** REQUIRED TASK **
Output the full listing below exactly, without the pictures.

↓

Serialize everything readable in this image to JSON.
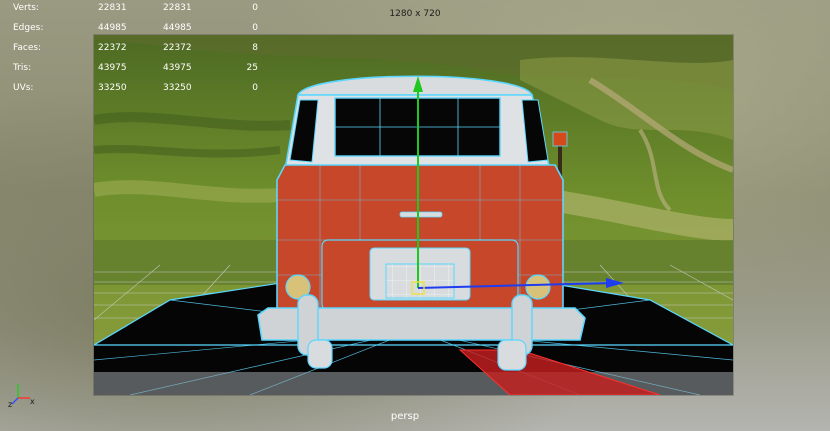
{
  "stats": [
    {
      "label": "Verts:",
      "v1": "22831",
      "v2": "22831",
      "v3": "0"
    },
    {
      "label": "Edges:",
      "v1": "44985",
      "v2": "44985",
      "v3": "0"
    },
    {
      "label": "Faces:",
      "v1": "22372",
      "v2": "22372",
      "v3": "8"
    },
    {
      "label": "Tris:",
      "v1": "43975",
      "v2": "43975",
      "v3": "25"
    },
    {
      "label": "UVs:",
      "v1": "33250",
      "v2": "33250",
      "v3": "0"
    }
  ],
  "viewport": {
    "resolution": "1280 x 720",
    "camera": "persp"
  },
  "gizmo": {
    "axis_x": "x",
    "axis_z": "z"
  },
  "colors": {
    "wireframe": "#5ad7ff",
    "body_paint": "#c7472a",
    "manipulator_y": "#1ec81e",
    "manipulator_x": "#1e3cf0",
    "selection_red": "#e02020"
  }
}
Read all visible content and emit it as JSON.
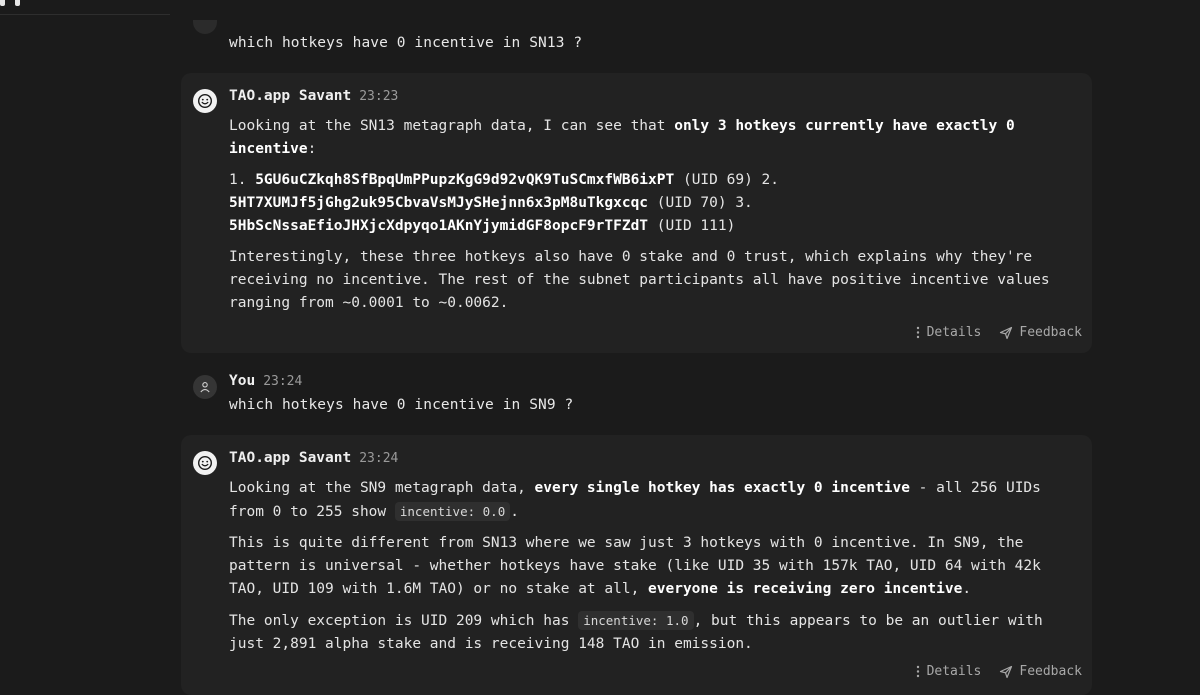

↑

** SOLUTION TO THIS TASK **
Serialize everything readable in this image to JSON.
{
  "stats": [
    {
      "label": "Verts:",
      "v1": "22831",
      "v2": "22831",
      "v3": "0"
    },
    {
      "label": "Edges:",
      "v1": "44985",
      "v2": "44985",
      "v3": "0"
    },
    {
      "label": "Faces:",
      "v1": "22372",
      "v2": "22372",
      "v3": "8"
    },
    {
      "label": "Tris:",
      "v1": "43975",
      "v2": "43975",
      "v3": "25"
    },
    {
      "label": "UVs:",
      "v1": "33250",
      "v2": "33250",
      "v3": "0"
    }
  ],
  "viewport": {
    "resolution": "1280 x 720",
    "camera": "persp"
  },
  "gizmo": {
    "axis_x": "x",
    "axis_z": "z"
  },
  "colors": {
    "wireframe": "#5ad7ff",
    "body_paint": "#c7472a",
    "manipulator_y": "#1ec81e",
    "manipulator_x": "#1e3cf0",
    "selection_red": "#e02020"
  }
}
Read all visible content and emit it as JSON.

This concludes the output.